What to work on
Which lines of the records below contain the word "exception"? Report each of them in full.

Dataset items:

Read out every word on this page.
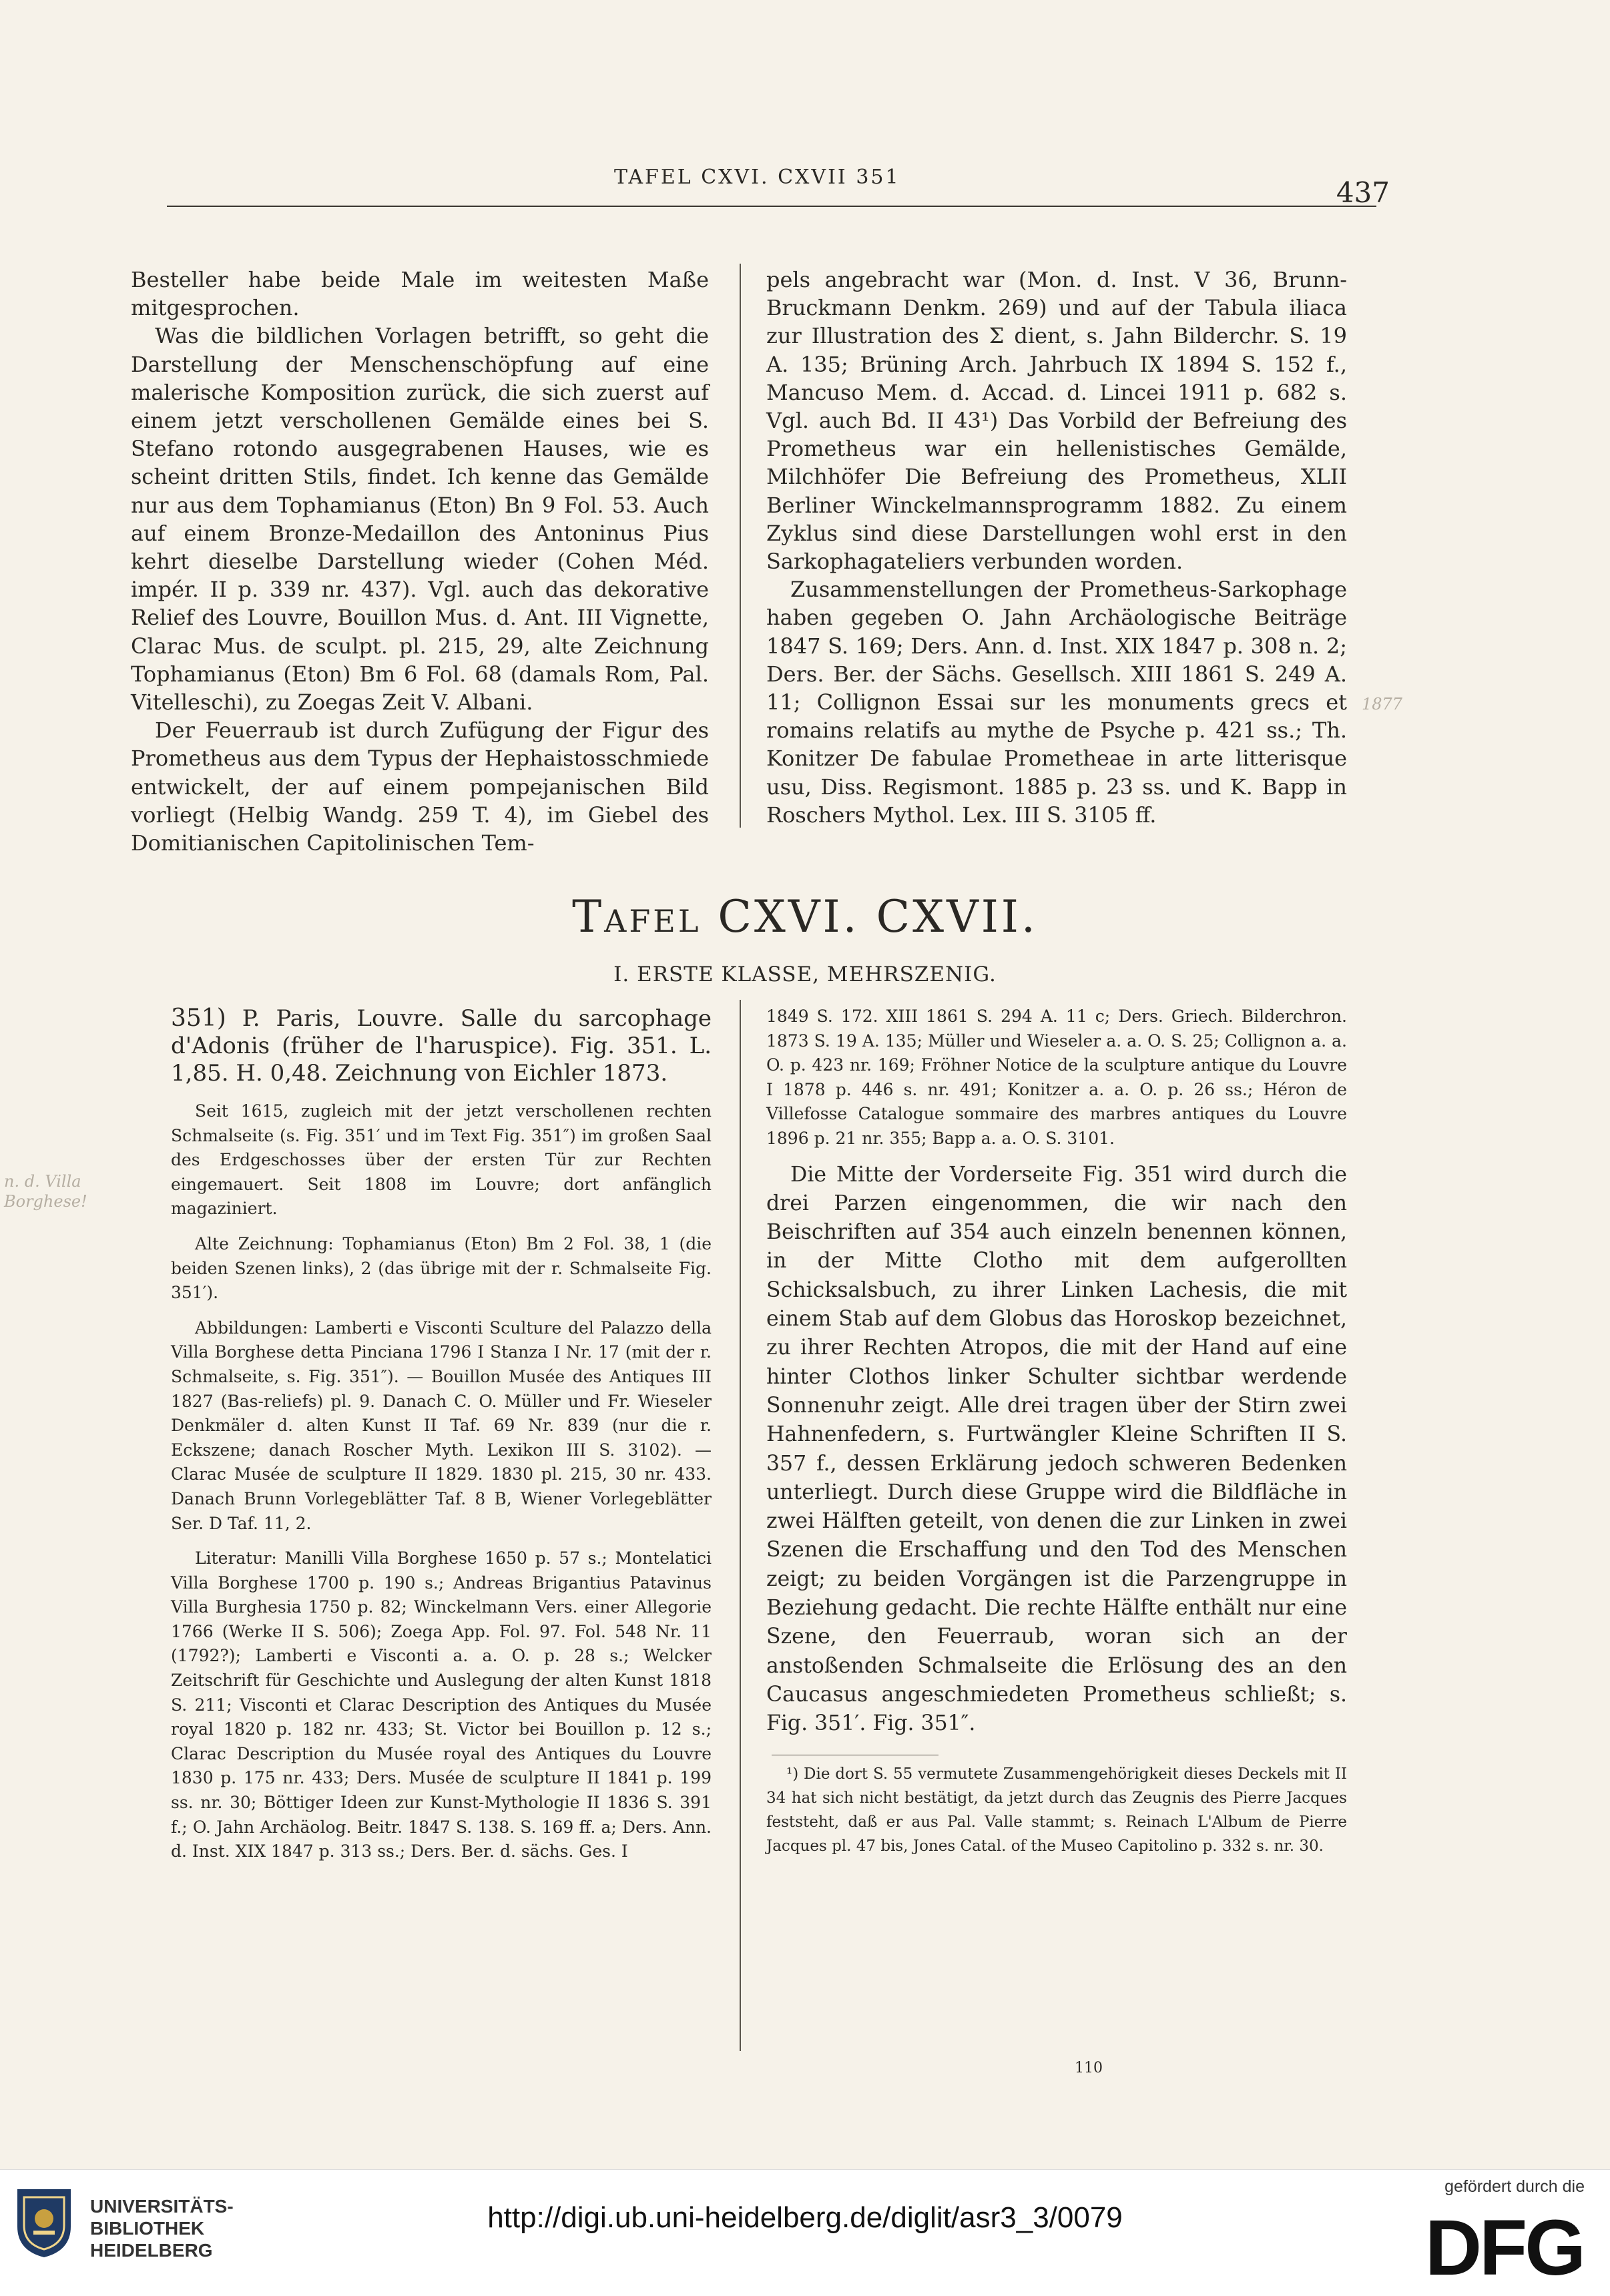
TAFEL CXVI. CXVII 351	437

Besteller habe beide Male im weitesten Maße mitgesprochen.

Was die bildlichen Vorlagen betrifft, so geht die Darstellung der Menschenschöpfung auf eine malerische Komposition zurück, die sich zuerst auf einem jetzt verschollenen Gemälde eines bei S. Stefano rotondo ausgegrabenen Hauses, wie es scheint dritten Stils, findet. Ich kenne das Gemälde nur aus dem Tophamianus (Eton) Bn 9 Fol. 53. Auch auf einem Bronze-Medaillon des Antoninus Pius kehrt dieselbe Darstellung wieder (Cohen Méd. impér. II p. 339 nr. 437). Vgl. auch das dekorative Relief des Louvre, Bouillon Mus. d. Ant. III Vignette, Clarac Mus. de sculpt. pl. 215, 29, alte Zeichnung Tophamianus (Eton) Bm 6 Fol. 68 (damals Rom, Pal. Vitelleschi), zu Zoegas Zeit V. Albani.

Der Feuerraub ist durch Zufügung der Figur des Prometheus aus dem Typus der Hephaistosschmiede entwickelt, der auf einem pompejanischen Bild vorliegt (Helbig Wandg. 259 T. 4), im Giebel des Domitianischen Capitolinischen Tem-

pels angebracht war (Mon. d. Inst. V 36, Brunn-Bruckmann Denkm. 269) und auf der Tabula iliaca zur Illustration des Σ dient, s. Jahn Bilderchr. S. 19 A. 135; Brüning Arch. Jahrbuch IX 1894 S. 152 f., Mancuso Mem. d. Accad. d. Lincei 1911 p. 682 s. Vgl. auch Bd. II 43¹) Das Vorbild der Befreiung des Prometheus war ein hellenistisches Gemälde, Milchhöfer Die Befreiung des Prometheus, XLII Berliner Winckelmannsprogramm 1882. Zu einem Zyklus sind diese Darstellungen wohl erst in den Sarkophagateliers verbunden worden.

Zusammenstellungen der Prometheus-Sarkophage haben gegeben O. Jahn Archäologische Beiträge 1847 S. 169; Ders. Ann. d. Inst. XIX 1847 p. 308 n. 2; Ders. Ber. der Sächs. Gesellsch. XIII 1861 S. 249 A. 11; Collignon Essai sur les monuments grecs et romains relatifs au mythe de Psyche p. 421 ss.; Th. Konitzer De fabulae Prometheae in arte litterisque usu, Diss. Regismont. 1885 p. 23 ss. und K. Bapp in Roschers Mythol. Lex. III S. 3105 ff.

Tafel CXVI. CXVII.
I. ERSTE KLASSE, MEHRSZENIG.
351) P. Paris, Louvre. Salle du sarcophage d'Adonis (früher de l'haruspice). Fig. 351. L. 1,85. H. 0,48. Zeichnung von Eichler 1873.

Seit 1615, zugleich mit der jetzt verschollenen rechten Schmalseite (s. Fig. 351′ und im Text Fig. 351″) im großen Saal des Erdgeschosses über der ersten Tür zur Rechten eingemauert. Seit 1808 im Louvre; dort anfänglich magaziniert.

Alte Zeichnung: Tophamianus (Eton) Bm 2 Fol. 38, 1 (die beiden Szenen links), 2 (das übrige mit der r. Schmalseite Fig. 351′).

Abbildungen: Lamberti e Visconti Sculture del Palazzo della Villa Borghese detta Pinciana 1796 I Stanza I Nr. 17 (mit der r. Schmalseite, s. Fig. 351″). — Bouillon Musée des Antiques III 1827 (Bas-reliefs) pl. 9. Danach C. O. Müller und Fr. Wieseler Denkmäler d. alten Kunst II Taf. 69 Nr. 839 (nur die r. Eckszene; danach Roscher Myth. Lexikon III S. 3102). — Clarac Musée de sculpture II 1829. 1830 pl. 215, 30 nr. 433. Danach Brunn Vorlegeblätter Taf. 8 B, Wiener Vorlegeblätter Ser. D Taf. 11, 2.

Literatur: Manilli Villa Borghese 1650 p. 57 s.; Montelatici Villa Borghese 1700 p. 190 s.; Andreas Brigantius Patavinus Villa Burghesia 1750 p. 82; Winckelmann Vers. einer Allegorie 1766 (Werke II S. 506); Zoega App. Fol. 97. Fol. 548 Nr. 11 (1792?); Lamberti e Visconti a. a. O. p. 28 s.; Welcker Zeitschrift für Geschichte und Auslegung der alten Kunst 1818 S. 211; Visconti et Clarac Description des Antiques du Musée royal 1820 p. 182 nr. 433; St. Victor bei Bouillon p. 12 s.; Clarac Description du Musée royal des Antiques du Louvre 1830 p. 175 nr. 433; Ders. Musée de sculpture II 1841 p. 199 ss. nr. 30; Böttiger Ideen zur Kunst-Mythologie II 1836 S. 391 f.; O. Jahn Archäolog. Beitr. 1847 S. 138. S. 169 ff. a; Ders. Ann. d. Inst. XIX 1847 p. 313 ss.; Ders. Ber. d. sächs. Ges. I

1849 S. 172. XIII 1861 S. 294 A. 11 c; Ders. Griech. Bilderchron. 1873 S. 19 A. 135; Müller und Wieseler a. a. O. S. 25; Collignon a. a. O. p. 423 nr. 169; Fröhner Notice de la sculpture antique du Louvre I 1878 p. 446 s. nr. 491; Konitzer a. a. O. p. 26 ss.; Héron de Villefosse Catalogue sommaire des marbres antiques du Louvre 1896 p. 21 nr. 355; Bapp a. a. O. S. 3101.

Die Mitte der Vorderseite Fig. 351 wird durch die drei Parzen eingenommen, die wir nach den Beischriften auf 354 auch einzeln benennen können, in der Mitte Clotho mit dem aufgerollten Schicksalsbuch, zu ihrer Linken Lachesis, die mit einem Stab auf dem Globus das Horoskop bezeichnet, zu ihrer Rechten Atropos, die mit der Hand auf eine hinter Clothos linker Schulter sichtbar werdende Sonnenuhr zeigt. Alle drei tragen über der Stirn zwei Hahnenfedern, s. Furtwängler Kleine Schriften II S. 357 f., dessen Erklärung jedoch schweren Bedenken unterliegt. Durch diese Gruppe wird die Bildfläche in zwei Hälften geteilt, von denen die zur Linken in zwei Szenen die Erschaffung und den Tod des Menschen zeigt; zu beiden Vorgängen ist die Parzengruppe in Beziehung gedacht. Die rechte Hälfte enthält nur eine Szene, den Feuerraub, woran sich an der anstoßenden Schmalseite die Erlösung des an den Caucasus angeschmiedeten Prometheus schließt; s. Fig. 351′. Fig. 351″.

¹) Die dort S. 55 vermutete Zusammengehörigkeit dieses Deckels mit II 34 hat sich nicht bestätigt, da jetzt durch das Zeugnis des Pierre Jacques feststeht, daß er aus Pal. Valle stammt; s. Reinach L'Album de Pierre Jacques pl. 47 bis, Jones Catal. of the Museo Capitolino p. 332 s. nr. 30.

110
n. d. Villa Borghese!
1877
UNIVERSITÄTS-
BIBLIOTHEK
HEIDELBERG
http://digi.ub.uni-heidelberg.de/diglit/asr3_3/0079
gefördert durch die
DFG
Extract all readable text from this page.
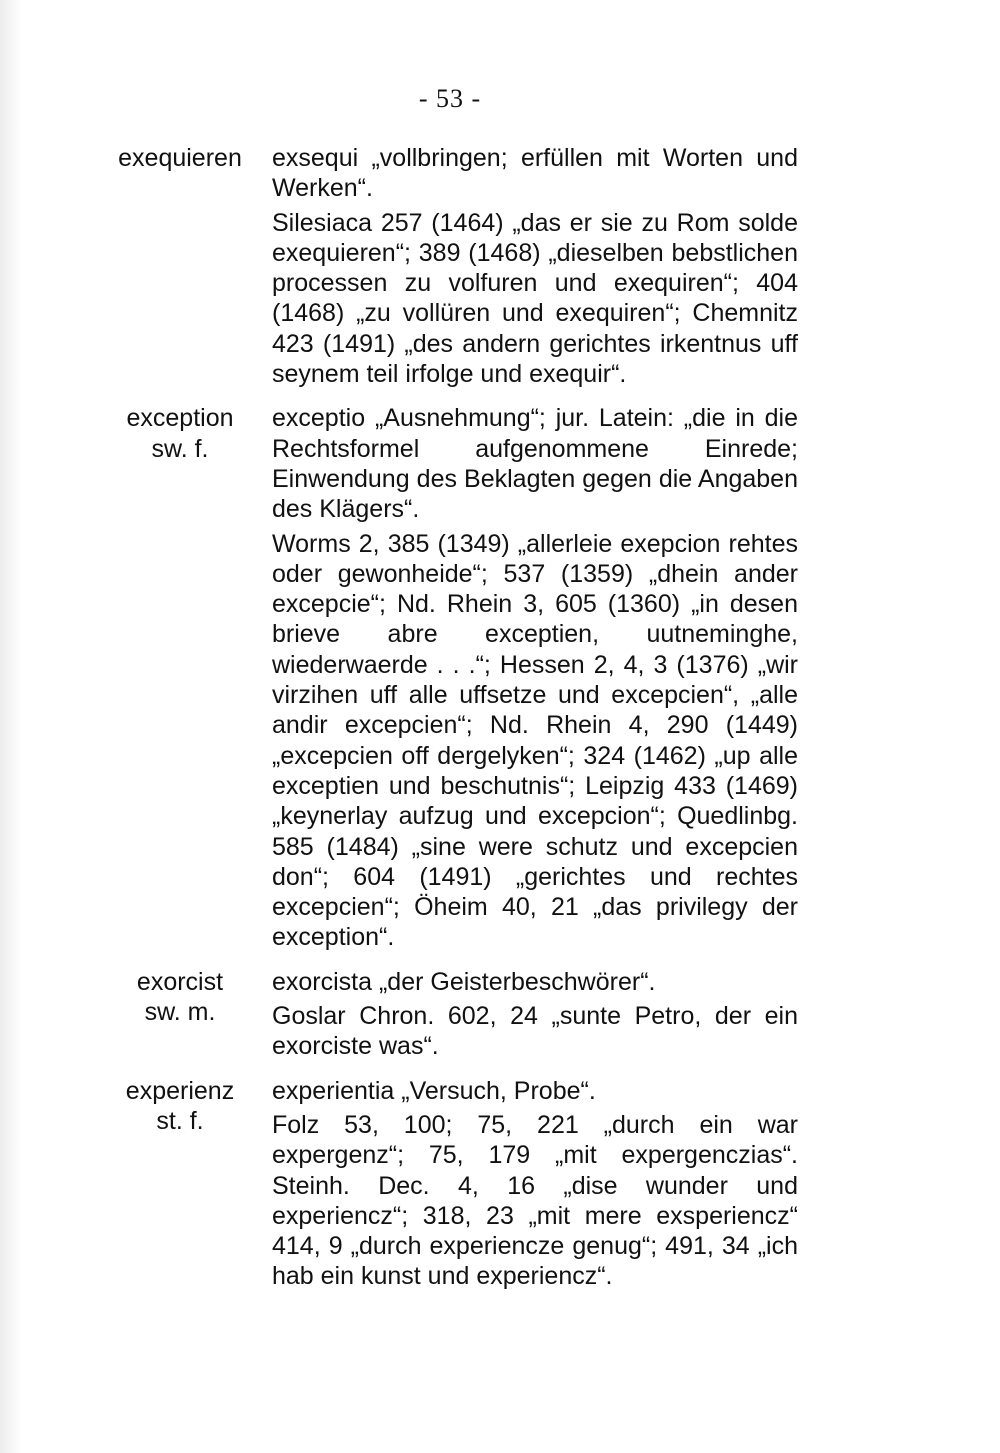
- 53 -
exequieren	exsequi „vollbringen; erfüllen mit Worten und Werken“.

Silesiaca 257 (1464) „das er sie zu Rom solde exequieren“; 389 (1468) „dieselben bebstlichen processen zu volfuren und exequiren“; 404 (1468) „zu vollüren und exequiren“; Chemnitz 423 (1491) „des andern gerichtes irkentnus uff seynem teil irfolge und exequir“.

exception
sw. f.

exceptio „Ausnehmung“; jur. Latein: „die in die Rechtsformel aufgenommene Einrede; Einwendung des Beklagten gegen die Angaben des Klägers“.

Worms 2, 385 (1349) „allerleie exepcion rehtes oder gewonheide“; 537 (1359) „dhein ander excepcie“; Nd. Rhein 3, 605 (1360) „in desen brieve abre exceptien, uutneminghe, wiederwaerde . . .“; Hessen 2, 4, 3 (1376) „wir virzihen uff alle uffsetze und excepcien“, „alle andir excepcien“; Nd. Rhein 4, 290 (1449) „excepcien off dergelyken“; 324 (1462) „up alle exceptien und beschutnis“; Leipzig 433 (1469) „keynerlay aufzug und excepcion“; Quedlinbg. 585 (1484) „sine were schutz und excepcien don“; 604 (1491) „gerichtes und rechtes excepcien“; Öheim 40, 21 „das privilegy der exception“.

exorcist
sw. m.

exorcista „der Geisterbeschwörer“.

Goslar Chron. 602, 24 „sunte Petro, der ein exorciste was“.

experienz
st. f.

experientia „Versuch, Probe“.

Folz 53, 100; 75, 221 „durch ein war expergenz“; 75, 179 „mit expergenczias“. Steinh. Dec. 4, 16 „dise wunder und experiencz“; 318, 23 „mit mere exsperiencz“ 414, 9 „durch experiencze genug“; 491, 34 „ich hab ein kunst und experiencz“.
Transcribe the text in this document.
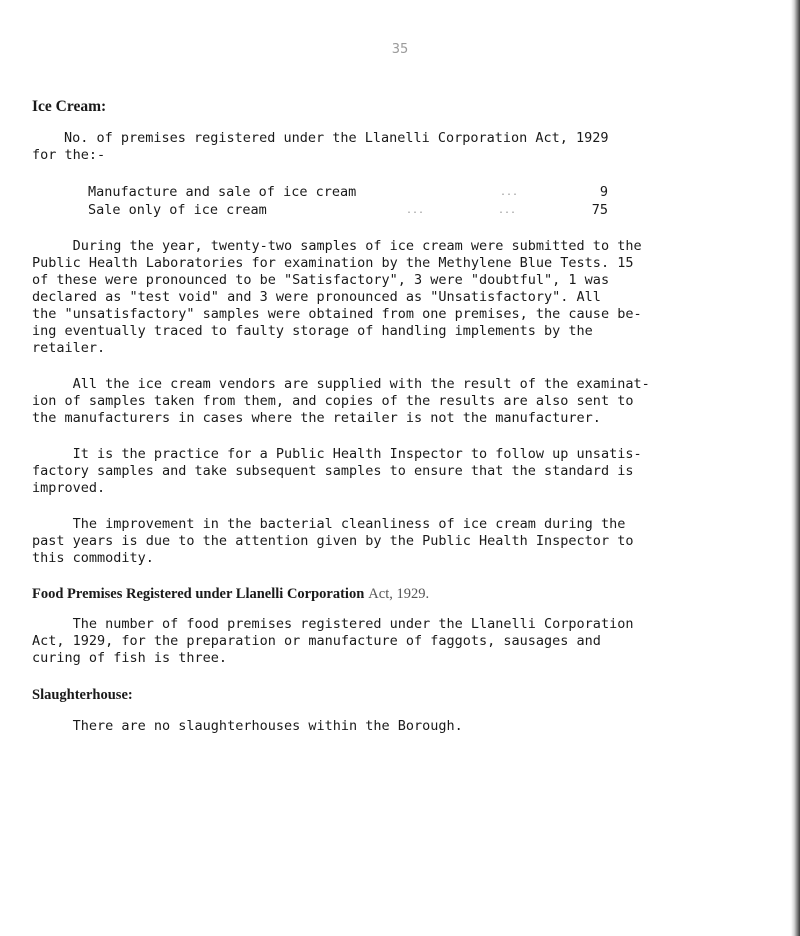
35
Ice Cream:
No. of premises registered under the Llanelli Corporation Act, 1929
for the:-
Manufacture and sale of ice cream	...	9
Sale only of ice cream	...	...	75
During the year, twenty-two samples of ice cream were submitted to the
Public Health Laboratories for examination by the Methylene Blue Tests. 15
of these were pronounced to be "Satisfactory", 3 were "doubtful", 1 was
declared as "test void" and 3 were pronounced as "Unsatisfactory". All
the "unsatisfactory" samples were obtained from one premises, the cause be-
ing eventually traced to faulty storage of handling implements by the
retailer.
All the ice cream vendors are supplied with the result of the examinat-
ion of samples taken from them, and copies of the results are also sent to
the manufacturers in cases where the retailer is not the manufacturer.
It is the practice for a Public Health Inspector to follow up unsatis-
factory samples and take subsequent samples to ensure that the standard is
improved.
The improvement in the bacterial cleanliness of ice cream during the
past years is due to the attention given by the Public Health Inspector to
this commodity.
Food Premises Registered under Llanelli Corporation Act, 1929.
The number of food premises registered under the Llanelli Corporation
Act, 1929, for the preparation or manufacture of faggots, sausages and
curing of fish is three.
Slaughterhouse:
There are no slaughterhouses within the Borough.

Answer to this task
exception
Worms 2, 385 (1349) „allerleie exepcion rehtes oder gewonheide“; 537 (1359) „dhein ander excepcie“; Nd. Rhein 3, 605 (1360) „in desen brieve abre exceptien, uutneminghe, wiederwaerde . . .“; Hessen 2, 4, 3 (1376) „wir virzihen uff alle uffsetze und excepcien“, „alle andir excepcien“; Nd. Rhein 4, 290 (1449) „excepcien off dergelyken“; 324 (1462) „up alle exceptien und beschutnis“; Leipzig 433 (1469) „keynerlay aufzug und excepcion“; Quedlinbg. 585 (1484) „sine were schutz und excepcien don“; 604 (1491) „gerichtes und rechtes excepcien“; Öheim 40, 21 „das privilegy der exception“.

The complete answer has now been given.